* [TASK BRIEF]: All the records that follow need to be reproduced exactly. Omit the images.

* [DATA LINES]:
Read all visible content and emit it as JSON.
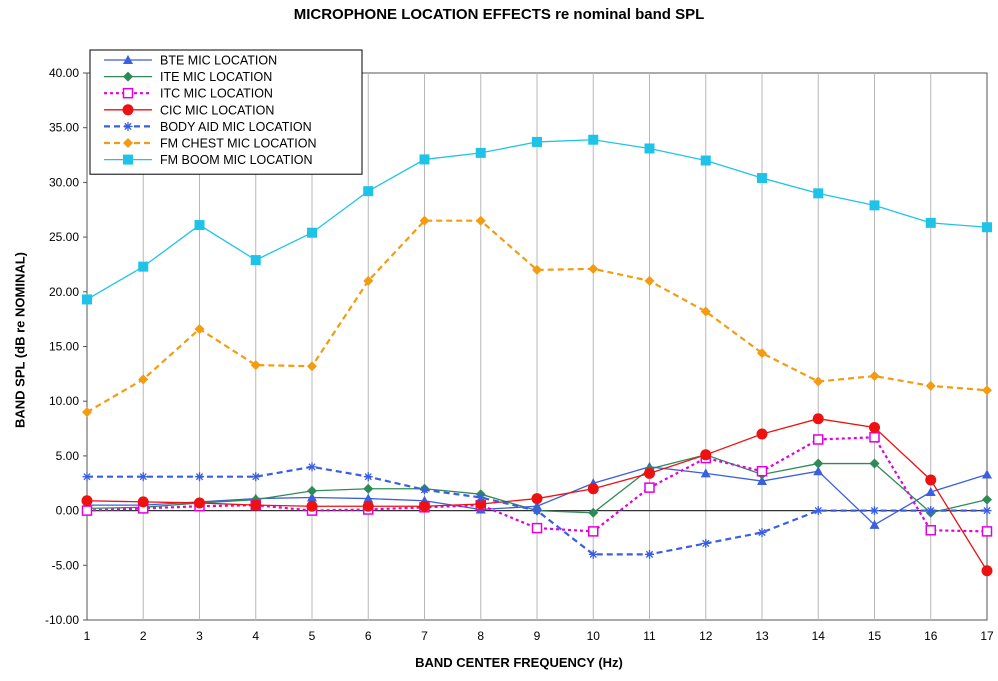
{
  "chart_data": {
    "type": "line",
    "title": "MICROPHONE LOCATION EFFECTS re nominal band SPL",
    "xlabel": "BAND CENTER FREQUENCY (Hz)",
    "ylabel": "BAND SPL (dB re NOMINAL)",
    "x": [
      1,
      2,
      3,
      4,
      5,
      6,
      7,
      8,
      9,
      10,
      11,
      12,
      13,
      14,
      15,
      16,
      17
    ],
    "xlim": [
      1,
      17
    ],
    "ylim": [
      -10,
      40
    ],
    "y_ticks": [
      "-10.00",
      "-5.00",
      "0.00",
      "5.00",
      "10.00",
      "15.00",
      "20.00",
      "25.00",
      "30.00",
      "35.00",
      "40.00"
    ],
    "x_ticks": [
      "1",
      "2",
      "3",
      "4",
      "5",
      "6",
      "7",
      "8",
      "9",
      "10",
      "11",
      "12",
      "13",
      "14",
      "15",
      "16",
      "17"
    ],
    "grid": "vertical",
    "legend_position": "top-left",
    "series": [
      {
        "name": "BTE MIC LOCATION",
        "color": "#3a5fe0",
        "dash": "solid",
        "marker": "triangle",
        "values": [
          0.5,
          0.5,
          0.8,
          1.1,
          1.2,
          1.1,
          0.9,
          0.1,
          0.4,
          2.5,
          4.0,
          3.4,
          2.7,
          3.6,
          -1.3,
          1.7,
          3.3
        ]
      },
      {
        "name": "ITE MIC LOCATION",
        "color": "#2e8b57",
        "dash": "solid",
        "marker": "diamond",
        "values": [
          0.2,
          0.3,
          0.7,
          1.0,
          1.8,
          2.0,
          2.0,
          1.5,
          0.0,
          -0.2,
          3.8,
          5.1,
          3.3,
          4.3,
          4.3,
          -0.2,
          1.0
        ]
      },
      {
        "name": "ITC MIC LOCATION",
        "color": "#e100e1",
        "dash": "dot",
        "marker": "square-open",
        "values": [
          0.0,
          0.2,
          0.4,
          0.5,
          0.0,
          0.1,
          0.3,
          0.5,
          -1.6,
          -1.9,
          2.1,
          4.8,
          3.6,
          6.5,
          6.7,
          -1.8,
          -1.9
        ]
      },
      {
        "name": "CIC MIC LOCATION",
        "color": "#ee1111",
        "dash": "solid",
        "marker": "circle",
        "values": [
          0.9,
          0.8,
          0.7,
          0.5,
          0.4,
          0.4,
          0.4,
          0.6,
          1.1,
          2.0,
          3.4,
          5.1,
          7.0,
          8.4,
          7.6,
          2.8,
          -5.5
        ]
      },
      {
        "name": "BODY AID MIC LOCATION",
        "color": "#3a5fe0",
        "dash": "dash",
        "marker": "star",
        "values": [
          3.1,
          3.1,
          3.1,
          3.1,
          4.0,
          3.1,
          1.9,
          1.2,
          0.0,
          -4.0,
          -4.0,
          -3.0,
          -2.0,
          0.0,
          0.0,
          0.0,
          0.0
        ]
      },
      {
        "name": "FM CHEST MIC LOCATION",
        "color": "#f39c12",
        "dash": "dash",
        "marker": "diamond",
        "values": [
          9.0,
          12.0,
          16.6,
          13.3,
          13.2,
          21.0,
          26.5,
          26.5,
          22.0,
          22.1,
          21.0,
          18.2,
          14.4,
          11.8,
          12.3,
          11.4,
          11.0
        ]
      },
      {
        "name": "FM BOOM MIC LOCATION",
        "color": "#1ec4e8",
        "dash": "solid",
        "marker": "square",
        "values": [
          19.3,
          22.3,
          26.1,
          22.9,
          25.4,
          29.2,
          32.1,
          32.7,
          33.7,
          33.9,
          33.1,
          32.0,
          30.4,
          29.0,
          27.9,
          26.3,
          25.9
        ]
      }
    ]
  }
}
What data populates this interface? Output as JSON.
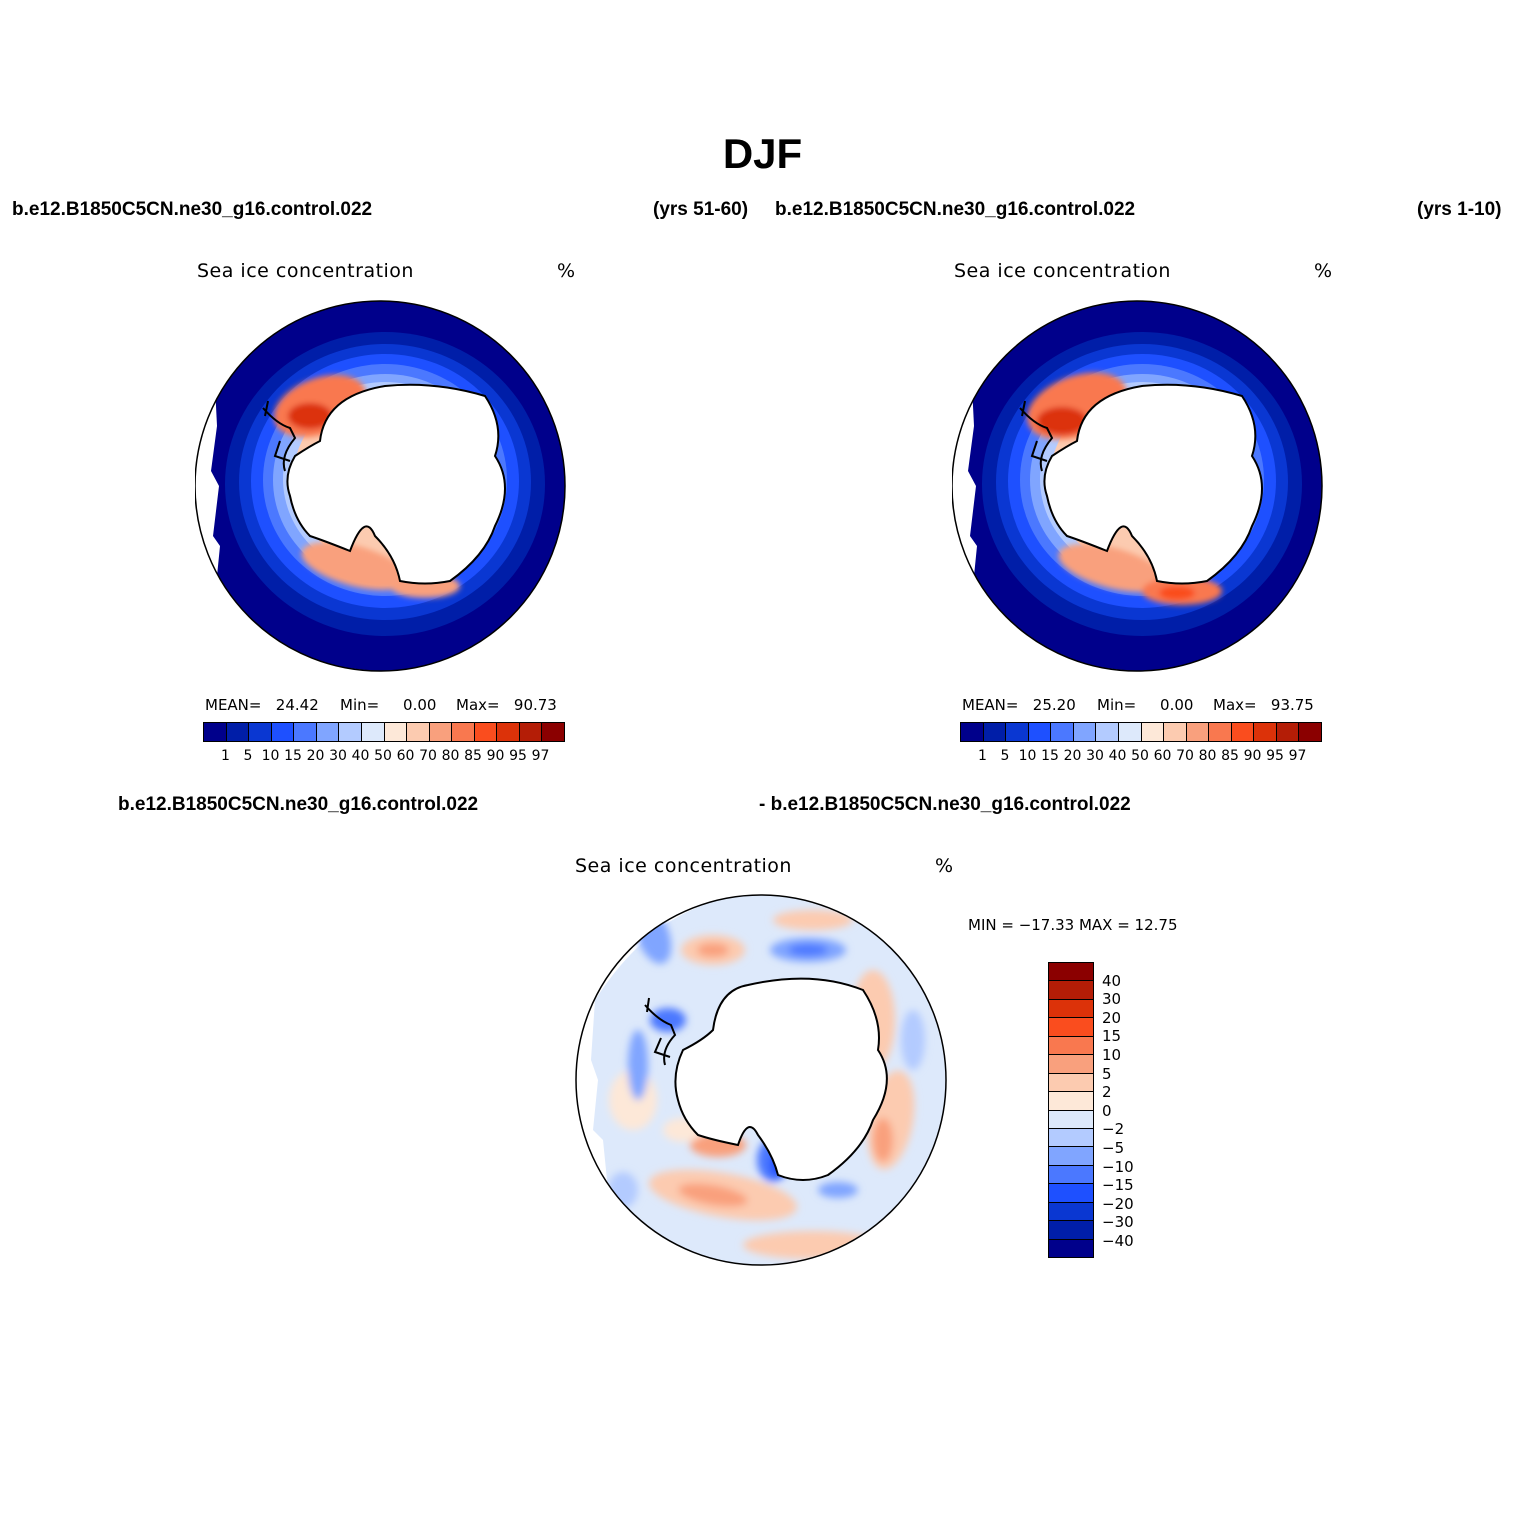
{
  "figure": {
    "title": "DJF",
    "panels": [
      {
        "case_label": "b.e12.B1850C5CN.ne30_g16.control.022",
        "period": "(yrs 51-60)",
        "variable": "Sea ice concentration",
        "units": "%",
        "stats": {
          "mean_label": "MEAN=",
          "mean": "24.42",
          "min_label": "Min=",
          "min": "0.00",
          "max_label": "Max=",
          "max": "90.73"
        }
      },
      {
        "case_label": "b.e12.B1850C5CN.ne30_g16.control.022",
        "period": "(yrs 1-10)",
        "variable": "Sea ice concentration",
        "units": "%",
        "stats": {
          "mean_label": "MEAN=",
          "mean": "25.20",
          "min_label": "Min=",
          "min": "0.00",
          "max_label": "Max=",
          "max": "93.75"
        }
      }
    ],
    "diff_panel": {
      "case_label_a": "b.e12.B1850C5CN.ne30_g16.control.022",
      "case_label_b": "- b.e12.B1850C5CN.ne30_g16.control.022",
      "variable": "Sea ice concentration",
      "units": "%",
      "stats_text": "MIN = −17.33  MAX =   12.75"
    }
  },
  "colorbar_abs": {
    "labels": [
      "1",
      "5",
      "10",
      "15",
      "20",
      "30",
      "40",
      "50",
      "60",
      "70",
      "80",
      "85",
      "90",
      "95",
      "97"
    ],
    "colors": [
      "#00008b",
      "#001ea8",
      "#0a37d2",
      "#1e50ff",
      "#4b78ff",
      "#80a5ff",
      "#b3cbff",
      "#dde9fb",
      "#fde8d8",
      "#fccbb0",
      "#f9a07d",
      "#f9784f",
      "#fa4d1e",
      "#dc3209",
      "#b41d06",
      "#8b0000"
    ]
  },
  "colorbar_diff": {
    "labels": [
      "40",
      "30",
      "20",
      "15",
      "10",
      "5",
      "2",
      "0",
      "−2",
      "−5",
      "−10",
      "−15",
      "−20",
      "−30",
      "−40"
    ],
    "colors": [
      "#8b0000",
      "#b41d06",
      "#dc3209",
      "#fa4d1e",
      "#f9784f",
      "#f9a07d",
      "#fccbb0",
      "#fde8d8",
      "#dde9fb",
      "#b3cbff",
      "#80a5ff",
      "#4b78ff",
      "#1e50ff",
      "#0a37d2",
      "#001ea8",
      "#00008b"
    ]
  }
}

* [EXPECTED OUTPUT]:
Read all visible content and emit it as JSON.
{
  "chart_data": {
    "type": "line",
    "title": "MICROPHONE LOCATION EFFECTS re nominal band SPL",
    "xlabel": "BAND CENTER FREQUENCY (Hz)",
    "ylabel": "BAND SPL (dB re NOMINAL)",
    "x": [
      1,
      2,
      3,
      4,
      5,
      6,
      7,
      8,
      9,
      10,
      11,
      12,
      13,
      14,
      15,
      16,
      17
    ],
    "xlim": [
      1,
      17
    ],
    "ylim": [
      -10,
      40
    ],
    "y_ticks": [
      "-10.00",
      "-5.00",
      "0.00",
      "5.00",
      "10.00",
      "15.00",
      "20.00",
      "25.00",
      "30.00",
      "35.00",
      "40.00"
    ],
    "x_ticks": [
      "1",
      "2",
      "3",
      "4",
      "5",
      "6",
      "7",
      "8",
      "9",
      "10",
      "11",
      "12",
      "13",
      "14",
      "15",
      "16",
      "17"
    ],
    "grid": "vertical",
    "legend_position": "top-left",
    "series": [
      {
        "name": "BTE MIC LOCATION",
        "color": "#3a5fe0",
        "dash": "solid",
        "marker": "triangle",
        "values": [
          0.5,
          0.5,
          0.8,
          1.1,
          1.2,
          1.1,
          0.9,
          0.1,
          0.4,
          2.5,
          4.0,
          3.4,
          2.7,
          3.6,
          -1.3,
          1.7,
          3.3
        ]
      },
      {
        "name": "ITE MIC LOCATION",
        "color": "#2e8b57",
        "dash": "solid",
        "marker": "diamond",
        "values": [
          0.2,
          0.3,
          0.7,
          1.0,
          1.8,
          2.0,
          2.0,
          1.5,
          0.0,
          -0.2,
          3.8,
          5.1,
          3.3,
          4.3,
          4.3,
          -0.2,
          1.0
        ]
      },
      {
        "name": "ITC MIC LOCATION",
        "color": "#e100e1",
        "dash": "dot",
        "marker": "square-open",
        "values": [
          0.0,
          0.2,
          0.4,
          0.5,
          0.0,
          0.1,
          0.3,
          0.5,
          -1.6,
          -1.9,
          2.1,
          4.8,
          3.6,
          6.5,
          6.7,
          -1.8,
          -1.9
        ]
      },
      {
        "name": "CIC MIC LOCATION",
        "color": "#ee1111",
        "dash": "solid",
        "marker": "circle",
        "values": [
          0.9,
          0.8,
          0.7,
          0.5,
          0.4,
          0.4,
          0.4,
          0.6,
          1.1,
          2.0,
          3.4,
          5.1,
          7.0,
          8.4,
          7.6,
          2.8,
          -5.5
        ]
      },
      {
        "name": "BODY AID MIC LOCATION",
        "color": "#3a5fe0",
        "dash": "dash",
        "marker": "star",
        "values": [
          3.1,
          3.1,
          3.1,
          3.1,
          4.0,
          3.1,
          1.9,
          1.2,
          0.0,
          -4.0,
          -4.0,
          -3.0,
          -2.0,
          0.0,
          0.0,
          0.0,
          0.0
        ]
      },
      {
        "name": "FM CHEST MIC LOCATION",
        "color": "#f39c12",
        "dash": "dash",
        "marker": "diamond",
        "values": [
          9.0,
          12.0,
          16.6,
          13.3,
          13.2,
          21.0,
          26.5,
          26.5,
          22.0,
          22.1,
          21.0,
          18.2,
          14.4,
          11.8,
          12.3,
          11.4,
          11.0
        ]
      },
      {
        "name": "FM BOOM MIC LOCATION",
        "color": "#1ec4e8",
        "dash": "solid",
        "marker": "square",
        "values": [
          19.3,
          22.3,
          26.1,
          22.9,
          25.4,
          29.2,
          32.1,
          32.7,
          33.7,
          33.9,
          33.1,
          32.0,
          30.4,
          29.0,
          27.9,
          26.3,
          25.9
        ]
      }
    ]
  }
}
What data populates this interface? Output as JSON.
{
  "figure": {
    "title": "DJF",
    "panels": [
      {
        "case_label": "b.e12.B1850C5CN.ne30_g16.control.022",
        "period": "(yrs 51-60)",
        "variable": "Sea ice concentration",
        "units": "%",
        "stats": {
          "mean_label": "MEAN=",
          "mean": "24.42",
          "min_label": "Min=",
          "min": "0.00",
          "max_label": "Max=",
          "max": "90.73"
        }
      },
      {
        "case_label": "b.e12.B1850C5CN.ne30_g16.control.022",
        "period": "(yrs 1-10)",
        "variable": "Sea ice concentration",
        "units": "%",
        "stats": {
          "mean_label": "MEAN=",
          "mean": "25.20",
          "min_label": "Min=",
          "min": "0.00",
          "max_label": "Max=",
          "max": "93.75"
        }
      }
    ],
    "diff_panel": {
      "case_label_a": "b.e12.B1850C5CN.ne30_g16.control.022",
      "case_label_b": "- b.e12.B1850C5CN.ne30_g16.control.022",
      "variable": "Sea ice concentration",
      "units": "%",
      "stats_text": "MIN = −17.33  MAX =   12.75"
    }
  },
  "colorbar_abs": {
    "labels": [
      "1",
      "5",
      "10",
      "15",
      "20",
      "30",
      "40",
      "50",
      "60",
      "70",
      "80",
      "85",
      "90",
      "95",
      "97"
    ],
    "colors": [
      "#00008b",
      "#001ea8",
      "#0a37d2",
      "#1e50ff",
      "#4b78ff",
      "#80a5ff",
      "#b3cbff",
      "#dde9fb",
      "#fde8d8",
      "#fccbb0",
      "#f9a07d",
      "#f9784f",
      "#fa4d1e",
      "#dc3209",
      "#b41d06",
      "#8b0000"
    ]
  },
  "colorbar_diff": {
    "labels": [
      "40",
      "30",
      "20",
      "15",
      "10",
      "5",
      "2",
      "0",
      "−2",
      "−5",
      "−10",
      "−15",
      "−20",
      "−30",
      "−40"
    ],
    "colors": [
      "#8b0000",
      "#b41d06",
      "#dc3209",
      "#fa4d1e",
      "#f9784f",
      "#f9a07d",
      "#fccbb0",
      "#fde8d8",
      "#dde9fb",
      "#b3cbff",
      "#80a5ff",
      "#4b78ff",
      "#1e50ff",
      "#0a37d2",
      "#001ea8",
      "#00008b"
    ]
  }
}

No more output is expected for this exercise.